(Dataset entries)
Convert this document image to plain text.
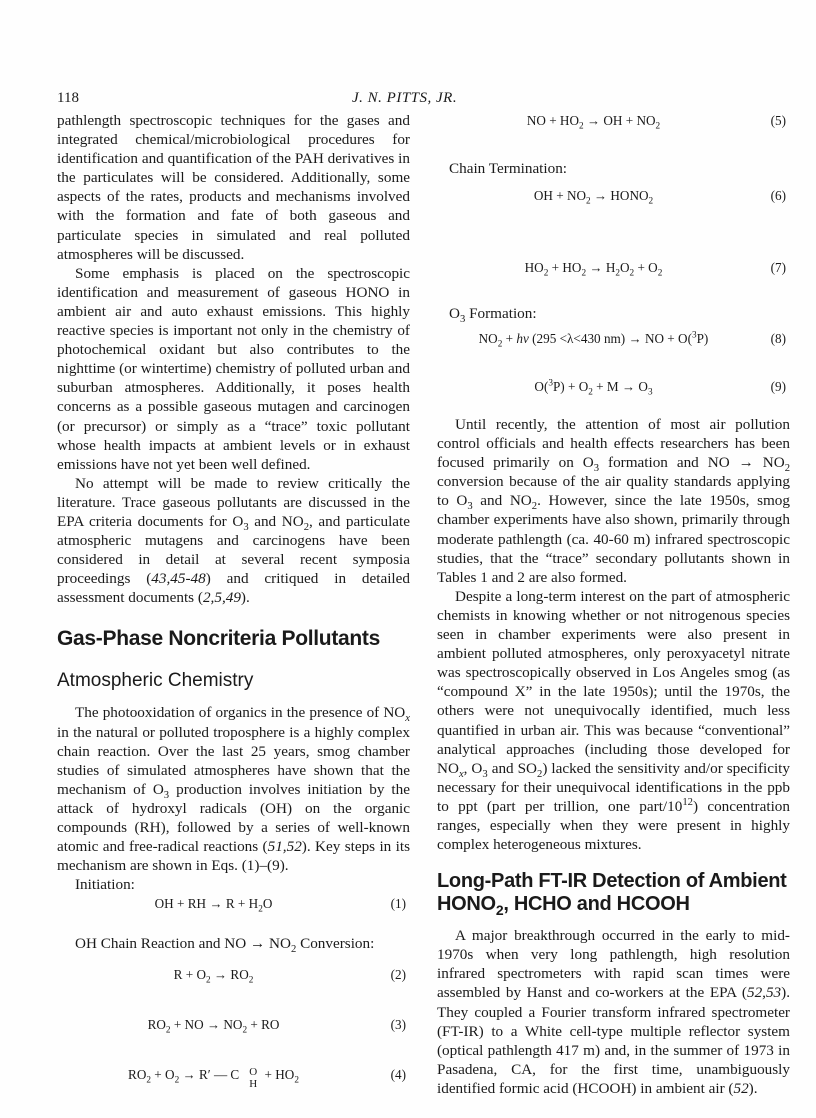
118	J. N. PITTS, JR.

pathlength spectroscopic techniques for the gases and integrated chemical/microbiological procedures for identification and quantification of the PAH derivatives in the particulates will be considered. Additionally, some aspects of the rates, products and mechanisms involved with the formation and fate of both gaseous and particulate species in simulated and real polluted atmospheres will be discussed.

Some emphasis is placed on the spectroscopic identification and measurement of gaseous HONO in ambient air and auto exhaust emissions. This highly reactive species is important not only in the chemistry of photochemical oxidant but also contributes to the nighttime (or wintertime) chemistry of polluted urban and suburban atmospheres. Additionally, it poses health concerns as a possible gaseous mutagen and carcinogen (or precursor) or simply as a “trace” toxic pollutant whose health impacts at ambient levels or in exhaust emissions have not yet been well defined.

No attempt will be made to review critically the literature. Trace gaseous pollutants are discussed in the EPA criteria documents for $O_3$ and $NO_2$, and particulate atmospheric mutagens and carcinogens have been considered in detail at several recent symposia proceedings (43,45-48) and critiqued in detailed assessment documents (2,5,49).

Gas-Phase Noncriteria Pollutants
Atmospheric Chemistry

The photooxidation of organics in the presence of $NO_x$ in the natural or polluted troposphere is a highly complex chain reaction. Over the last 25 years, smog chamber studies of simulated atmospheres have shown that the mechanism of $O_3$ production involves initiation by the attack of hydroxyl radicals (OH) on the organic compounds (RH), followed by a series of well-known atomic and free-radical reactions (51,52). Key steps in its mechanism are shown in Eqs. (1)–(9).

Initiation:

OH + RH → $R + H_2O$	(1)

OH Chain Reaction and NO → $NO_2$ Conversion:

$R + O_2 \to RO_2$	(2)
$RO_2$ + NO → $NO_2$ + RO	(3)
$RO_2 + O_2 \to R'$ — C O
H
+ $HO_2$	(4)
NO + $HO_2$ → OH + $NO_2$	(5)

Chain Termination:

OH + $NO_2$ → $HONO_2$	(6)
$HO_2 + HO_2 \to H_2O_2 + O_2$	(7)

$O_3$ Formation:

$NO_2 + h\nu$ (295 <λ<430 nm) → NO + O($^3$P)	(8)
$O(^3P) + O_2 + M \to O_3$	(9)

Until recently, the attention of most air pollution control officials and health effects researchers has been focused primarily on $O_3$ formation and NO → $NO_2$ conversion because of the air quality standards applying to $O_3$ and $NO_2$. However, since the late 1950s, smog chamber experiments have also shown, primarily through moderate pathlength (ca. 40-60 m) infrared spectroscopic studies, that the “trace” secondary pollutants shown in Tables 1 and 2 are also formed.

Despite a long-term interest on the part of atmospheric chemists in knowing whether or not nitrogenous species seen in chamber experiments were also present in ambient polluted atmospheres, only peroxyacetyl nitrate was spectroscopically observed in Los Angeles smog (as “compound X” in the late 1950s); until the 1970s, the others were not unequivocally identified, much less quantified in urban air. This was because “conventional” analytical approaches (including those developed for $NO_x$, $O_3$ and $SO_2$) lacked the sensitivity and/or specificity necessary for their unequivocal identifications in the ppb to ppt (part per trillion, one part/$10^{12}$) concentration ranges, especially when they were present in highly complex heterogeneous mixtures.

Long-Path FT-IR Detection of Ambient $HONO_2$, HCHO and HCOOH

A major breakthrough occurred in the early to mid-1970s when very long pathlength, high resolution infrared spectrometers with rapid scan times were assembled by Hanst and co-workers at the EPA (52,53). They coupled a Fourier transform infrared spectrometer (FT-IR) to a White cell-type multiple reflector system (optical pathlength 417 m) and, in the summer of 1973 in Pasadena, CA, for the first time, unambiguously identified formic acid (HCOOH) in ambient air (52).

---

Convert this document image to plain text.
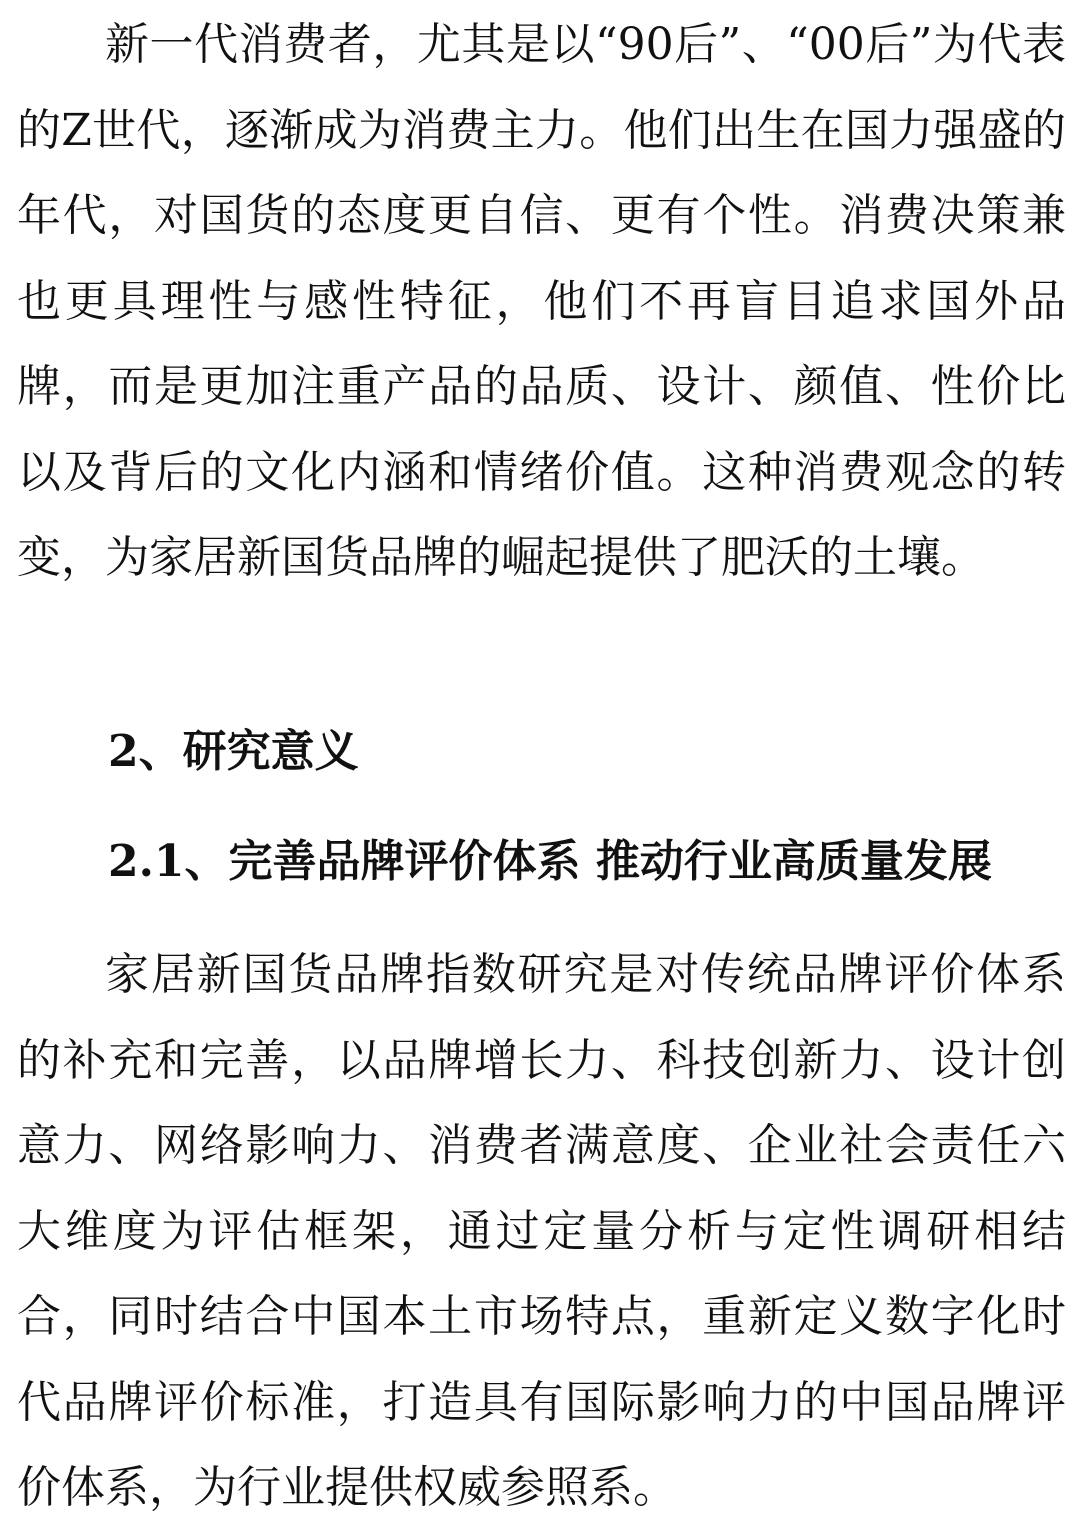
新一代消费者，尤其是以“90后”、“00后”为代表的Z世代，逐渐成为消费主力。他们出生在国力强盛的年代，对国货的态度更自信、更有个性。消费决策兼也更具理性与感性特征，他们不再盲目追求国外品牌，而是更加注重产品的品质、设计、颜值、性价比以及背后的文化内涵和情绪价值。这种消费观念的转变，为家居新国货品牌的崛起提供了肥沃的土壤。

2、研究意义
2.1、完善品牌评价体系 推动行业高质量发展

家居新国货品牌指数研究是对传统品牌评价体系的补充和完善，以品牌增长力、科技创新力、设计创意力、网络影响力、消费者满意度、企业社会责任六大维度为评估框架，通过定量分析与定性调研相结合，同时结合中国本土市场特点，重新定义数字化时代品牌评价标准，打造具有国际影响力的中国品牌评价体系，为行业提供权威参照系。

- _Aim_
Filter the data, keeping only the lines that contain "considered".

- _Task result_
pathlength spectroscopic techniques for the gases and integrated chemical/microbiological procedures for identification and quantification of the PAH derivatives in the particulates will be considered. Additionally, some aspects of the rates, products and mechanisms involved with the formation and fate of both gaseous and particulate species in simulated and real polluted atmospheres will be discussed.
No attempt will be made to review critically the literature. Trace gaseous pollutants are discussed in the EPA criteria documents for $O_3$ and $NO_2$, and particulate atmospheric mutagens and carcinogens have been considered in detail at several recent symposia proceedings (43,45-48) and critiqued in detailed assessment documents (2,5,49).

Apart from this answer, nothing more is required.